BEGIN Recorded information

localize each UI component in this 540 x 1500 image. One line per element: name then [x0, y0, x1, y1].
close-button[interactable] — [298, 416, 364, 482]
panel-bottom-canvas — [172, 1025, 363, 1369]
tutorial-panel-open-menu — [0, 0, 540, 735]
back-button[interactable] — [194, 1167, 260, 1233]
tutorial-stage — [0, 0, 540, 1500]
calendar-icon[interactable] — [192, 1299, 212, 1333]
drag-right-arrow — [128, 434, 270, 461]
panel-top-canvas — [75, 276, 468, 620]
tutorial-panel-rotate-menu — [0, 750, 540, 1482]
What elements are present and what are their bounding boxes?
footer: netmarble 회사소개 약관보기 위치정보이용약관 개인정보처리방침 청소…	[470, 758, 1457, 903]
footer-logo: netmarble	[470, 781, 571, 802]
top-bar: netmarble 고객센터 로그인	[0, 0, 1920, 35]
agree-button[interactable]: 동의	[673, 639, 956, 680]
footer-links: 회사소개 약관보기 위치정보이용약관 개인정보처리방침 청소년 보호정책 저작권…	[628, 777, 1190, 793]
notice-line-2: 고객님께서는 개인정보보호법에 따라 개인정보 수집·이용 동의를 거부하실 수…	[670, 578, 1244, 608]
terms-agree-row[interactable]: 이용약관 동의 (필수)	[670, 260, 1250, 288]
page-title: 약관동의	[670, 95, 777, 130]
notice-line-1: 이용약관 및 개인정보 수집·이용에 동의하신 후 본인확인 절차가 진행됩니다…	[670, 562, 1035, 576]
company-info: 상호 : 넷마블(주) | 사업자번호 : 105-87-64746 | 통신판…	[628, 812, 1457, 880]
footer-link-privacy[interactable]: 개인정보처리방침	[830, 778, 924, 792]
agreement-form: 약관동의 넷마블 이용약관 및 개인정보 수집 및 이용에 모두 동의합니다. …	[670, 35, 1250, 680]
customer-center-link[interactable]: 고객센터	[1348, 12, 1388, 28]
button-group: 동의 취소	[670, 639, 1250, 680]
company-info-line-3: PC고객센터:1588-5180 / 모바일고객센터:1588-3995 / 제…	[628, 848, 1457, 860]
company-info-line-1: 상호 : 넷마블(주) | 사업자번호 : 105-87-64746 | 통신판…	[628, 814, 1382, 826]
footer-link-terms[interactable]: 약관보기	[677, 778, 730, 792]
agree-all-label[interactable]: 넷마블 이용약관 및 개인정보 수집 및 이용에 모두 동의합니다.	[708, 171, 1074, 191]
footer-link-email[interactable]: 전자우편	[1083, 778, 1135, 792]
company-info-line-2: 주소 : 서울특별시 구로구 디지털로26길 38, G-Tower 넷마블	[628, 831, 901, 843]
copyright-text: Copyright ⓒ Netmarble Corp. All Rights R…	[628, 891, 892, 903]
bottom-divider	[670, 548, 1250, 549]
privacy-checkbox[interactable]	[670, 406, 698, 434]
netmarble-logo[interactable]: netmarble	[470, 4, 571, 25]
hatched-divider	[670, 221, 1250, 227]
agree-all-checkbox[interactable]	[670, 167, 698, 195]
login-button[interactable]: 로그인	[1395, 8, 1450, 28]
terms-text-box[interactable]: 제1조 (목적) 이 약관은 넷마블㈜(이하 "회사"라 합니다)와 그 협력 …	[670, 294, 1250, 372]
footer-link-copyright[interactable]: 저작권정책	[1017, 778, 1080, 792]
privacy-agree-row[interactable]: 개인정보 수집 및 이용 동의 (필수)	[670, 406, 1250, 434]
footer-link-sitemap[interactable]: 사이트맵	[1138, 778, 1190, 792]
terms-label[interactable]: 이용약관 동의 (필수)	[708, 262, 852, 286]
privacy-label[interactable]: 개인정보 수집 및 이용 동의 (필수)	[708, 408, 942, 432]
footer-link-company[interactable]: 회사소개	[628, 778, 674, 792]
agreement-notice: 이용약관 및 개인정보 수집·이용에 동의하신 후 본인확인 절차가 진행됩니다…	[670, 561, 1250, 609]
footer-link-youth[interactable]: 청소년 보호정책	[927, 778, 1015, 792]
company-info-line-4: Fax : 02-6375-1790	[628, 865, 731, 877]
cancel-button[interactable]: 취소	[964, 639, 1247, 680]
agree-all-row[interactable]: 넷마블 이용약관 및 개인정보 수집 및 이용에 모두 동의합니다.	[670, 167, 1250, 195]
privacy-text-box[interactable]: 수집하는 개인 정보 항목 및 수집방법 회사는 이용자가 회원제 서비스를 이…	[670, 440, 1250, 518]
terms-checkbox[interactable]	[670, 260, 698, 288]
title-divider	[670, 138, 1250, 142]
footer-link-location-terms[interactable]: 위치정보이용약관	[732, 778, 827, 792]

END Recorded information

Could you reproduce all of the material above, line for line, without changing a single character?

localize each UI component in this 540 x 1500 image. One line per element: name then [x0, y0, x1, y1].
close-button[interactable] — [298, 416, 364, 482]
panel-bottom-canvas — [172, 1025, 363, 1369]
tutorial-panel-open-menu — [0, 0, 540, 735]
back-button[interactable] — [194, 1167, 260, 1233]
tutorial-stage — [0, 0, 540, 1500]
calendar-icon[interactable] — [192, 1299, 212, 1333]
drag-right-arrow — [128, 434, 270, 461]
panel-top-canvas — [75, 276, 468, 620]
tutorial-panel-rotate-menu — [0, 750, 540, 1482]
What elements are present and what are their bounding boxes?
footer: netmarble 회사소개 약관보기 위치정보이용약관 개인정보처리방침 청소…	[470, 758, 1457, 903]
footer-logo: netmarble	[470, 781, 571, 802]
top-bar: netmarble 고객센터 로그인	[0, 0, 1920, 35]
agree-button[interactable]: 동의	[673, 639, 956, 680]
footer-links: 회사소개 약관보기 위치정보이용약관 개인정보처리방침 청소년 보호정책 저작권…	[628, 777, 1190, 793]
notice-line-2: 고객님께서는 개인정보보호법에 따라 개인정보 수집·이용 동의를 거부하실 수…	[670, 578, 1244, 608]
terms-agree-row[interactable]: 이용약관 동의 (필수)	[670, 260, 1250, 288]
page-title: 약관동의	[670, 95, 777, 130]
notice-line-1: 이용약관 및 개인정보 수집·이용에 동의하신 후 본인확인 절차가 진행됩니다…	[670, 562, 1035, 576]
company-info: 상호 : 넷마블(주) | 사업자번호 : 105-87-64746 | 통신판…	[628, 812, 1457, 880]
footer-link-privacy[interactable]: 개인정보처리방침	[830, 778, 924, 792]
agreement-form: 약관동의 넷마블 이용약관 및 개인정보 수집 및 이용에 모두 동의합니다. …	[670, 35, 1250, 680]
customer-center-link[interactable]: 고객센터	[1348, 12, 1388, 28]
button-group: 동의 취소	[670, 639, 1250, 680]
company-info-line-3: PC고객센터:1588-5180 / 모바일고객센터:1588-3995 / 제…	[628, 848, 1457, 860]
company-info-line-1: 상호 : 넷마블(주) | 사업자번호 : 105-87-64746 | 통신판…	[628, 814, 1382, 826]
footer-link-terms[interactable]: 약관보기	[677, 778, 730, 792]
agree-all-label[interactable]: 넷마블 이용약관 및 개인정보 수집 및 이용에 모두 동의합니다.	[708, 171, 1074, 191]
footer-link-email[interactable]: 전자우편	[1083, 778, 1135, 792]
company-info-line-2: 주소 : 서울특별시 구로구 디지털로26길 38, G-Tower 넷마블	[628, 831, 901, 843]
copyright-text: Copyright ⓒ Netmarble Corp. All Rights R…	[628, 891, 892, 903]
bottom-divider	[670, 548, 1250, 549]
privacy-checkbox[interactable]	[670, 406, 698, 434]
netmarble-logo[interactable]: netmarble	[470, 4, 571, 25]
hatched-divider	[670, 221, 1250, 227]
agree-all-checkbox[interactable]	[670, 167, 698, 195]
login-button[interactable]: 로그인	[1395, 8, 1450, 28]
terms-text-box[interactable]: 제1조 (목적) 이 약관은 넷마블㈜(이하 "회사"라 합니다)와 그 협력 …	[670, 294, 1250, 372]
footer-link-copyright[interactable]: 저작권정책	[1017, 778, 1080, 792]
privacy-agree-row[interactable]: 개인정보 수집 및 이용 동의 (필수)	[670, 406, 1250, 434]
footer-link-sitemap[interactable]: 사이트맵	[1138, 778, 1190, 792]
terms-label[interactable]: 이용약관 동의 (필수)	[708, 262, 852, 286]
privacy-label[interactable]: 개인정보 수집 및 이용 동의 (필수)	[708, 408, 942, 432]
footer-link-company[interactable]: 회사소개	[628, 778, 674, 792]
agreement-notice: 이용약관 및 개인정보 수집·이용에 동의하신 후 본인확인 절차가 진행됩니다…	[670, 561, 1250, 609]
footer-link-youth[interactable]: 청소년 보호정책	[927, 778, 1015, 792]
company-info-line-4: Fax : 02-6375-1790	[628, 865, 731, 877]
cancel-button[interactable]: 취소	[964, 639, 1247, 680]
agree-all-row[interactable]: 넷마블 이용약관 및 개인정보 수집 및 이용에 모두 동의합니다.	[670, 167, 1250, 195]
privacy-text-box[interactable]: 수집하는 개인 정보 항목 및 수집방법 회사는 이용자가 회원제 서비스를 이…	[670, 440, 1250, 518]
terms-checkbox[interactable]	[670, 260, 698, 288]
title-divider	[670, 138, 1250, 142]
footer-link-location-terms[interactable]: 위치정보이용약관	[732, 778, 827, 792]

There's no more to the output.